(Entries from a dataset)
◇ ◇ ◇

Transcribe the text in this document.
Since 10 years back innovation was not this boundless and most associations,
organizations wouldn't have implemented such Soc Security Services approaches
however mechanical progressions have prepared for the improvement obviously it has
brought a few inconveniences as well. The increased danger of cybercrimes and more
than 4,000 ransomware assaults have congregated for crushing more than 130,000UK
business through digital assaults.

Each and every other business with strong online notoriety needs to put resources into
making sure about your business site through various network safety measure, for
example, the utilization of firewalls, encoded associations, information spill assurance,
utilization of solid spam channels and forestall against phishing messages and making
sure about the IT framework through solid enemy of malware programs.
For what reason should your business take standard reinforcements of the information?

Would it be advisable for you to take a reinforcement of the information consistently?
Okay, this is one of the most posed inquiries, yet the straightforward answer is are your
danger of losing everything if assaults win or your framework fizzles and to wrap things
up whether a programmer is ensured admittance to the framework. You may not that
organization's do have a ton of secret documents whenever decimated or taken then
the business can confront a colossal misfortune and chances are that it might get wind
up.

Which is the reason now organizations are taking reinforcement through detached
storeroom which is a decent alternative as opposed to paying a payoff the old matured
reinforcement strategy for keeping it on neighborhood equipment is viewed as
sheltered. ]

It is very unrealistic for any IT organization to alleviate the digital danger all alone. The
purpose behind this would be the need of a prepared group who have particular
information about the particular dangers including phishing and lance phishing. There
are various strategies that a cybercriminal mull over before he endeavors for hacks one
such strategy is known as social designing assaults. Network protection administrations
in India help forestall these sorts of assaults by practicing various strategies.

◇ ◇ ◇

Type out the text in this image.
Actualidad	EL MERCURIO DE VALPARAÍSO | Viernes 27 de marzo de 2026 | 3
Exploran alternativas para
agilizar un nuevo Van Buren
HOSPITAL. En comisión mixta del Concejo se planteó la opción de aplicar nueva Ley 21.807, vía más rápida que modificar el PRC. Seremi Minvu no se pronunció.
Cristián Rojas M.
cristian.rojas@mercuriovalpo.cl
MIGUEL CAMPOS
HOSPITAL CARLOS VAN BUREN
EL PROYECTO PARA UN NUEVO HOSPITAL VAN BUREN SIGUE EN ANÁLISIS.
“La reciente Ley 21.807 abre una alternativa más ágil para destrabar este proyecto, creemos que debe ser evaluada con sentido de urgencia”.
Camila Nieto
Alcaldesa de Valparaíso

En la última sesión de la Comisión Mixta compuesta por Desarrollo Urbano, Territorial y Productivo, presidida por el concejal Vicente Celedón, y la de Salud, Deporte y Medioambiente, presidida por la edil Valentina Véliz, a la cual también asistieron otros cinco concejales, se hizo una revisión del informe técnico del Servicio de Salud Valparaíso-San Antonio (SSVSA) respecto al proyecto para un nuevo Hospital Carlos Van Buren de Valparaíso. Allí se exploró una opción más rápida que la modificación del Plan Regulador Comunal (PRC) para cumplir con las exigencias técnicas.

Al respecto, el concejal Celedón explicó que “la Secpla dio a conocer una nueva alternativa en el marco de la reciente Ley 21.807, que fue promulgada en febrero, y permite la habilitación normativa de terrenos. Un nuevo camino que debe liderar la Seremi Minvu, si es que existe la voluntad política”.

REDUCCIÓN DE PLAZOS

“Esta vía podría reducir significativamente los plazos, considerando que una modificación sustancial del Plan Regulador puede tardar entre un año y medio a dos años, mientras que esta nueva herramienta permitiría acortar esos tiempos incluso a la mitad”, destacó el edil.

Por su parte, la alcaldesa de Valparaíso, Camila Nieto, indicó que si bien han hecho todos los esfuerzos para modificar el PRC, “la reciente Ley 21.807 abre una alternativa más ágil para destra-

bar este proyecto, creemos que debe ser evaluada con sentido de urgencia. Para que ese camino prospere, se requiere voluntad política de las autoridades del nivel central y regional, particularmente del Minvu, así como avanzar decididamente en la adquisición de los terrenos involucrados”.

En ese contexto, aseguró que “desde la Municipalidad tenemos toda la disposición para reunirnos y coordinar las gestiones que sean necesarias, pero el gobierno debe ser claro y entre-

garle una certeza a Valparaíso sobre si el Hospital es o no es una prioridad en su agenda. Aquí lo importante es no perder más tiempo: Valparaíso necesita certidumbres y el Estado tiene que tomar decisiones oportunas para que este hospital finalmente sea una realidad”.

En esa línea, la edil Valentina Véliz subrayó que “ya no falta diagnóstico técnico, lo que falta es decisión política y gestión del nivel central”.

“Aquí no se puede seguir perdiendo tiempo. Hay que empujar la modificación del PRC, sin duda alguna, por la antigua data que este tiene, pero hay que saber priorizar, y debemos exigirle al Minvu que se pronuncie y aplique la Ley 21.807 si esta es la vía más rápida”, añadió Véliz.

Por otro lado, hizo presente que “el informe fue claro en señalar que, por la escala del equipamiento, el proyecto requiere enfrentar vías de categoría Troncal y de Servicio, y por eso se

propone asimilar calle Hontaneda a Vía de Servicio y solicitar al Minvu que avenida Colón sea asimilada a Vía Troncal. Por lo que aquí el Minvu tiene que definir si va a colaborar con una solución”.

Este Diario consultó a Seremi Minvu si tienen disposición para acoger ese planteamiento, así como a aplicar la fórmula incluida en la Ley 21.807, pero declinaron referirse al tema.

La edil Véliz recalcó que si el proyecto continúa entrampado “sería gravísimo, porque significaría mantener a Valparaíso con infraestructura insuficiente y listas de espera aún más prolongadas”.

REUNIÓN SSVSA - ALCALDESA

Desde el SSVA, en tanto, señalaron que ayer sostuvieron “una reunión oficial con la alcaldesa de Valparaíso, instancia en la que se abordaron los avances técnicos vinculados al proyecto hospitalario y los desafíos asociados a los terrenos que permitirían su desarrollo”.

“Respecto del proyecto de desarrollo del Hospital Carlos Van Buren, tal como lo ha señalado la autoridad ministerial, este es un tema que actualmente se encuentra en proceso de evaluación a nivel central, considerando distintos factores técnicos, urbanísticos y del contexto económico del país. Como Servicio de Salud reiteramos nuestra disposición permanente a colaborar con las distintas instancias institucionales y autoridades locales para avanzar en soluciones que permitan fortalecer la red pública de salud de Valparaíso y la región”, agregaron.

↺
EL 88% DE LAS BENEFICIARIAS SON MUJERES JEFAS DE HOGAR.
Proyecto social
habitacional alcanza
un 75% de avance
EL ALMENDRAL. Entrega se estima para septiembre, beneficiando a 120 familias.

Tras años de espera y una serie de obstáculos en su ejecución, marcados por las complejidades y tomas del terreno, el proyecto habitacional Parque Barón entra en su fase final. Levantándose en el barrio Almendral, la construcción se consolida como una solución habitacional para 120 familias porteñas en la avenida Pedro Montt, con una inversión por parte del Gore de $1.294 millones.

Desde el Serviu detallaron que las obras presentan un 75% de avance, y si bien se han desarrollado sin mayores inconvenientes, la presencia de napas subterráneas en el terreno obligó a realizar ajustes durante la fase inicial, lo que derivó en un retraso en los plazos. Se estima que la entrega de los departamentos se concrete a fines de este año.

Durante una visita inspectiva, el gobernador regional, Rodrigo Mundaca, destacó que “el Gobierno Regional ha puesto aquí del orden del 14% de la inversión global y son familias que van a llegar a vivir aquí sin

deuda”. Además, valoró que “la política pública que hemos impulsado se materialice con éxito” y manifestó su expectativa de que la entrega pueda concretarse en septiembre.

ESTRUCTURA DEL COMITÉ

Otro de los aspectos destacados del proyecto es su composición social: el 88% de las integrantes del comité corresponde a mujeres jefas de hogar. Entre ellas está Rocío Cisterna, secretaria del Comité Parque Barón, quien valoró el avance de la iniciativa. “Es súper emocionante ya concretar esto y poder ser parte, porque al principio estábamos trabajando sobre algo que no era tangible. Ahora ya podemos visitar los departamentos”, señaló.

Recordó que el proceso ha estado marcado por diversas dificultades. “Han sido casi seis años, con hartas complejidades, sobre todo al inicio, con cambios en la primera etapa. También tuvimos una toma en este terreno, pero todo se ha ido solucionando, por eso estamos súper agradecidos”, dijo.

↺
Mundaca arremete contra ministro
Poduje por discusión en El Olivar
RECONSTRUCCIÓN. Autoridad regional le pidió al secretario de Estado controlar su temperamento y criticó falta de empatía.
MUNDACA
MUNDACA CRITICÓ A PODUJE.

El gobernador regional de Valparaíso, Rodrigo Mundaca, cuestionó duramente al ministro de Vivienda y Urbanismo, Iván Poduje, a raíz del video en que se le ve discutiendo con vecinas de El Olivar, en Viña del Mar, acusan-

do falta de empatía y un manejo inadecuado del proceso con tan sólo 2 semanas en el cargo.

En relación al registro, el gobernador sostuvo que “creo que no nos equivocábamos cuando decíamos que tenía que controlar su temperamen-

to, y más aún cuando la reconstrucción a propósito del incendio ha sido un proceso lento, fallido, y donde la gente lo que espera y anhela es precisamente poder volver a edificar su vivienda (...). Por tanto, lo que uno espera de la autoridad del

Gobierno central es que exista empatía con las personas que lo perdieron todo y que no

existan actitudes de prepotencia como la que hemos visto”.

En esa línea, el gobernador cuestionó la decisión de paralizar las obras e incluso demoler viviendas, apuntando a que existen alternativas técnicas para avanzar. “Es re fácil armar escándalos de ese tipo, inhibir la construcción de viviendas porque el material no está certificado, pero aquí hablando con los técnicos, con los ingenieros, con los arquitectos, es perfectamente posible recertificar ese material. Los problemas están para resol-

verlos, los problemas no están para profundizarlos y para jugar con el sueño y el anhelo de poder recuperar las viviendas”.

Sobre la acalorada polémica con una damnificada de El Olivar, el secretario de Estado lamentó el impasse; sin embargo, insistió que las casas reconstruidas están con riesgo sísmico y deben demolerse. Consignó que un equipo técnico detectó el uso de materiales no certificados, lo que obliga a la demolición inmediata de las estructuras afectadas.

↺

◇ ◇ ◇

TASK OBJECTIVE:
Scan the entries above. Copy each line that has the string "destacó".

RIGHT ANSWER:
“Esta vía podría reducir significativamente los plazos, considerando que una modificación sustancial del Plan Regulador puede tardar entre un año y medio a dos años, mientras que esta nueva herramienta permitiría acortar esos tiempos incluso a la mitad”, destacó el edil.
Durante una visita inspectiva, el gobernador regional, Rodrigo Mundaca, destacó que “el Gobierno Regional ha puesto aquí del orden del 14% de la inversión global y son familias que van a llegar a vivir aquí sin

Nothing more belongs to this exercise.